▸ **PASSAGE EXTRAIT**
Certes on est tenté de sourire aujourd’hui, de hausser les épaules au souvenir de ces poltronneries. Mais ce fut ainsi. Oui, Paris, malgré son indignation, a contenu un certain nombre d’anarchistes honteux, résignés à pactiser avec l’attentat, à faire bon visage aux dynamiteurs. Nous avons eu les anarchistes anonymes, les anarchistes par intimidation, les anarchistes par peur et par lâcheté !
Oui, Paris, grand, noble et cher Paris ! tu as connu cette panique sans nom, cet affolement sans excuse, ce vertige sans catastrophe et sans abîme ! Toi, l’héroïque Paris du grand siège, qui souriais sous les bombes et fredonnais ta Marseillaise enflammée devant l’Allemand vainqueur, tu as tremblé comme un enfant perdu devant Léon Kœnigstein, dit Ravachol, dont tu fus délivré par un garçon marchand de vins !

▸ **CONSIGNE DONNÉE 1**
Dans le passage sur la panique de Paris, par qui la ville fut-elle délivrée de Ravachol ?
▸ **CONSIGNE DONNÉE 2**
Reproduisez fidèlement le passage sur la panique de Paris, de « Oui, Paris, grand, noble » à « marchand de vins ! ».
Les enregistrements n'interviennent pas ici.

(Enregistrements de données)
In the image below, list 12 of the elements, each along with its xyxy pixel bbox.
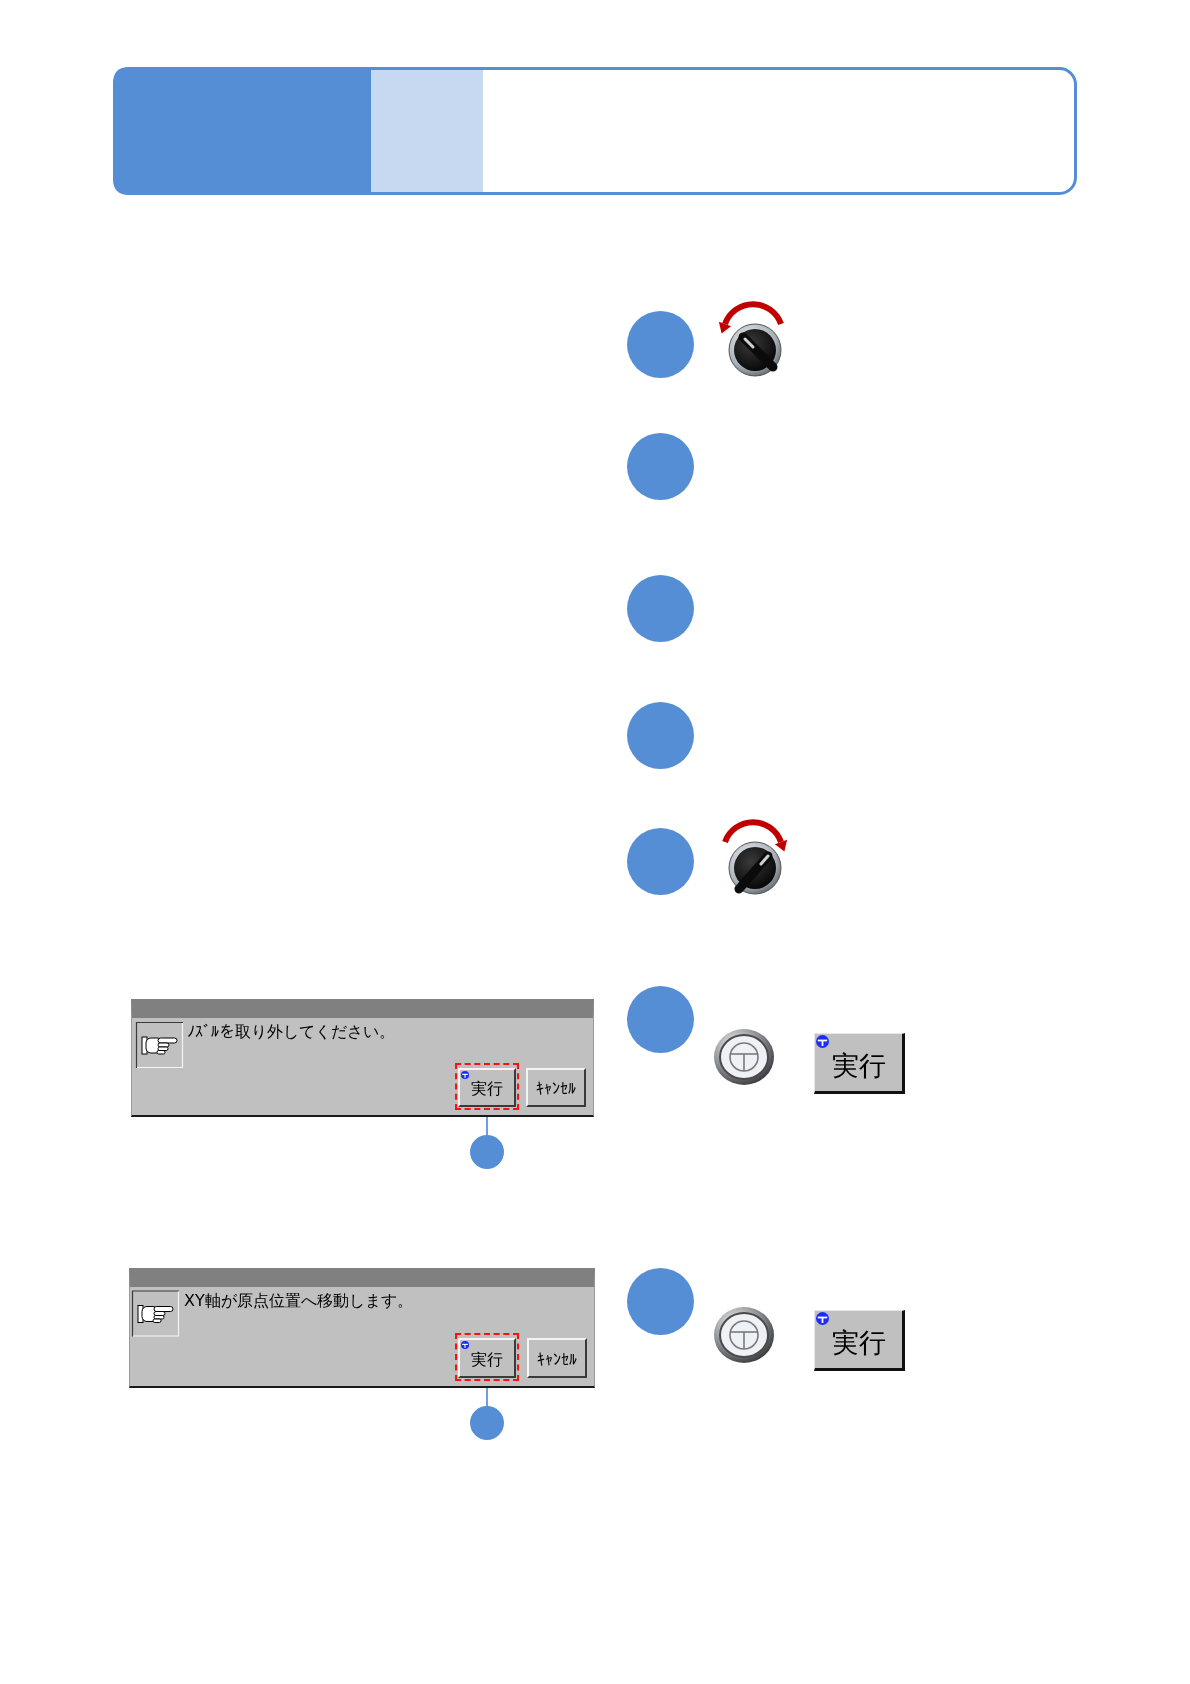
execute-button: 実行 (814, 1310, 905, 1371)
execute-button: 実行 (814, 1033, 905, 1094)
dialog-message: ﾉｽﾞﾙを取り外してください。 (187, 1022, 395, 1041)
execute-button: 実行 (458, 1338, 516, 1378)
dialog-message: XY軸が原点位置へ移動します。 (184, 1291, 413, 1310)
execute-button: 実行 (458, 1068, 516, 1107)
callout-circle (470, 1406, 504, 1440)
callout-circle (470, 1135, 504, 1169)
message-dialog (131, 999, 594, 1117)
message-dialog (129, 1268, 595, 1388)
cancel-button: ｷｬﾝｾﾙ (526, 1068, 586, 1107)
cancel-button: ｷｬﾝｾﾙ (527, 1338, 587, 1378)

--

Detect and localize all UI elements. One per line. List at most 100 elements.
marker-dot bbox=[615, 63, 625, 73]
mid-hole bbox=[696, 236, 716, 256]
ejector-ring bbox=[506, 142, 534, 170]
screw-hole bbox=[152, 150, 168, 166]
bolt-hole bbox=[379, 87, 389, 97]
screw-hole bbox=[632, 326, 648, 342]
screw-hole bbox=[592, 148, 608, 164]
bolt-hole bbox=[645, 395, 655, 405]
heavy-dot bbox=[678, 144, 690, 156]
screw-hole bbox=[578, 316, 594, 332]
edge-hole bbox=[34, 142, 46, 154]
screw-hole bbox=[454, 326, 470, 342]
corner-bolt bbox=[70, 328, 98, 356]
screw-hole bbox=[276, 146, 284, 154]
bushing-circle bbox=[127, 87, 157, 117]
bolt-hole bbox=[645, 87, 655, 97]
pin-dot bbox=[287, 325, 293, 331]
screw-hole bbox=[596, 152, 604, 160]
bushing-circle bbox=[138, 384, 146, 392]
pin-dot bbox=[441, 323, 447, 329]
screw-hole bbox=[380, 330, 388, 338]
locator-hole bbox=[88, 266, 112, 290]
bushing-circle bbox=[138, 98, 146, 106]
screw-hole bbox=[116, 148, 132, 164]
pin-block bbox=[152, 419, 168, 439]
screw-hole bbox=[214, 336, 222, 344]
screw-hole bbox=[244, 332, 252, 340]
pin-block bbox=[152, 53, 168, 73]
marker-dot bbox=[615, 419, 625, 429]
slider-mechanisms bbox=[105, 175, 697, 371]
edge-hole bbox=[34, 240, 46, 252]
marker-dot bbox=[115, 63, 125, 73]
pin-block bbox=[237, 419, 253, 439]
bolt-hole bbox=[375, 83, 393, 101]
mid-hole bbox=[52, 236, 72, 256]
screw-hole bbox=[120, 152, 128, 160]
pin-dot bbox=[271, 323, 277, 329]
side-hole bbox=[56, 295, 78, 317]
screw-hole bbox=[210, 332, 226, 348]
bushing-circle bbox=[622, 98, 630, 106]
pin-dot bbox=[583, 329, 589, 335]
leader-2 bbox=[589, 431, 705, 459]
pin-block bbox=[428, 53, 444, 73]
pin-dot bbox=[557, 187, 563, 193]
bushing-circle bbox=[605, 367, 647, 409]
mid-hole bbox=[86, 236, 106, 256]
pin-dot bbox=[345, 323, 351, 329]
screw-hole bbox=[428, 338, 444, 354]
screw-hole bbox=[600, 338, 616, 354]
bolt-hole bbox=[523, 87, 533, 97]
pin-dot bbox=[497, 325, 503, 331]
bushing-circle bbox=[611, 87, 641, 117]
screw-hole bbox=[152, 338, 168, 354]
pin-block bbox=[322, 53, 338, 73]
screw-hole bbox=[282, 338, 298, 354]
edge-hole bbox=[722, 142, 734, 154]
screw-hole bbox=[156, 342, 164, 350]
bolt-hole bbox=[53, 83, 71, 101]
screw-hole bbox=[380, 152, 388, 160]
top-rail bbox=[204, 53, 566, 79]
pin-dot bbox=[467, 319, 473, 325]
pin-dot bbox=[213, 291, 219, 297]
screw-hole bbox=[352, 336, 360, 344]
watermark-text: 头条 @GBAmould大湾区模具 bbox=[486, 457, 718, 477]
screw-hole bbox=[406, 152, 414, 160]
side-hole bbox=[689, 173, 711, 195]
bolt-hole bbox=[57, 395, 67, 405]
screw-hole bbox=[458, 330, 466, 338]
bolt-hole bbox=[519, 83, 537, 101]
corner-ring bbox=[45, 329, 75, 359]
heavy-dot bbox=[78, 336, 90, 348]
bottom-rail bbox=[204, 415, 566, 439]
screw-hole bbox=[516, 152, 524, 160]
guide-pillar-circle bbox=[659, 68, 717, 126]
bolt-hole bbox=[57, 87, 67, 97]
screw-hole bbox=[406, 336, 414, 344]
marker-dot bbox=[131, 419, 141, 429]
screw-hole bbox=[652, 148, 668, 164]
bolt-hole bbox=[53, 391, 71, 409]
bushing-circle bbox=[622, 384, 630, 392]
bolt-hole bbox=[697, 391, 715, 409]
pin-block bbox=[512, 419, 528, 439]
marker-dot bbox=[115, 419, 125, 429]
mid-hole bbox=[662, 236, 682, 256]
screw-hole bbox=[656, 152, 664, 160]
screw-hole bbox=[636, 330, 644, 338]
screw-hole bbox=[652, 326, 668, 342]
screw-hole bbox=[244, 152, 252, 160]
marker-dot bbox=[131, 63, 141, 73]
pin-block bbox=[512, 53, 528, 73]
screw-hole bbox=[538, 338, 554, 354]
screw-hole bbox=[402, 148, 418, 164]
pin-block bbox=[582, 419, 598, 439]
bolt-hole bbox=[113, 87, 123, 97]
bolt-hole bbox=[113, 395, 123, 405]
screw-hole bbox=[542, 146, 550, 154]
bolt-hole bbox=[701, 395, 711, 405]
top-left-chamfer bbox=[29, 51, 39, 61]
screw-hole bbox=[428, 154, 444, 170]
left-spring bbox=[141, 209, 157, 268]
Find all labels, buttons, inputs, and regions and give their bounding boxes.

==

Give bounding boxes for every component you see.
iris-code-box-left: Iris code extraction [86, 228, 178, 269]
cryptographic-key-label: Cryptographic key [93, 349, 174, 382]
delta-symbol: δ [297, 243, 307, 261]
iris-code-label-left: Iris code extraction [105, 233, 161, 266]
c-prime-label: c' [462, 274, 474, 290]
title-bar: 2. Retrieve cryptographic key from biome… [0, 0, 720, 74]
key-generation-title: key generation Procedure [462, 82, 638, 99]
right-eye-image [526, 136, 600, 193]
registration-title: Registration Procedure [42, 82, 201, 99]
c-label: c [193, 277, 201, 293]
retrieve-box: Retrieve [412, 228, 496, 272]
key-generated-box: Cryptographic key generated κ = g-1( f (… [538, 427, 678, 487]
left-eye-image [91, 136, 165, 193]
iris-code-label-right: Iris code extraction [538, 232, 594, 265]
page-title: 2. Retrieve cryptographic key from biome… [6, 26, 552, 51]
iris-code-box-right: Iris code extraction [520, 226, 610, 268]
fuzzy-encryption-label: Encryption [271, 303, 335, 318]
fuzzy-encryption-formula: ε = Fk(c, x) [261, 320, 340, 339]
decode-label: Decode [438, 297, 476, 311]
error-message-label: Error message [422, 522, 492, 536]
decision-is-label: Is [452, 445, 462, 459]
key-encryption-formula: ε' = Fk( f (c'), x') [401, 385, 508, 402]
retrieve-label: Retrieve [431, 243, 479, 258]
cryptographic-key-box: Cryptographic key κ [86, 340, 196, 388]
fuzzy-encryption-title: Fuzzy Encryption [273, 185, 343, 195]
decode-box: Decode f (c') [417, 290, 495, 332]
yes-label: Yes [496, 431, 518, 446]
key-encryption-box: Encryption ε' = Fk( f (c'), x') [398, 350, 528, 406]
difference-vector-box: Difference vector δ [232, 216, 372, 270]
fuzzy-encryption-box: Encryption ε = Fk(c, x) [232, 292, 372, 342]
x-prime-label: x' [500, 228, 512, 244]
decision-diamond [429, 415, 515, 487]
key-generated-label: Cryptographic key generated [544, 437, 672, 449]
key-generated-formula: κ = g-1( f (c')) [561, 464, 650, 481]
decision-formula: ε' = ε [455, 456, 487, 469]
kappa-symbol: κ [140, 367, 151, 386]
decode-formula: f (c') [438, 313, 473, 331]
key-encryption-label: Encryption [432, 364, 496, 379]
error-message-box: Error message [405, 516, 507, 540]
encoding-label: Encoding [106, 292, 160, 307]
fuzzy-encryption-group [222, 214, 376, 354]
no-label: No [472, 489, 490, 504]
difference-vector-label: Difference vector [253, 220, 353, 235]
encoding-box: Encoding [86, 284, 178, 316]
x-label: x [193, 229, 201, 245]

▸ **RÉPONSE COMPLÈTE 1**
Par un garçon marchand de vins.

▸ **RÉPONSE COMPLÈTE 2**
Oui, Paris, grand, noble et cher Paris ! tu as connu cette panique sans nom, cet affolement sans excuse, ce vertige sans catastrophe et sans abîme ! Toi, l’héroïque Paris du grand siège, qui souriais sous les bombes et fredonnais ta Marseillaise enflammée devant l’Allemand vainqueur, tu as tremblé comme un enfant perdu devant Léon Kœnigstein, dit Ravachol, dont tu fus délivré par un garçon marchand de vins !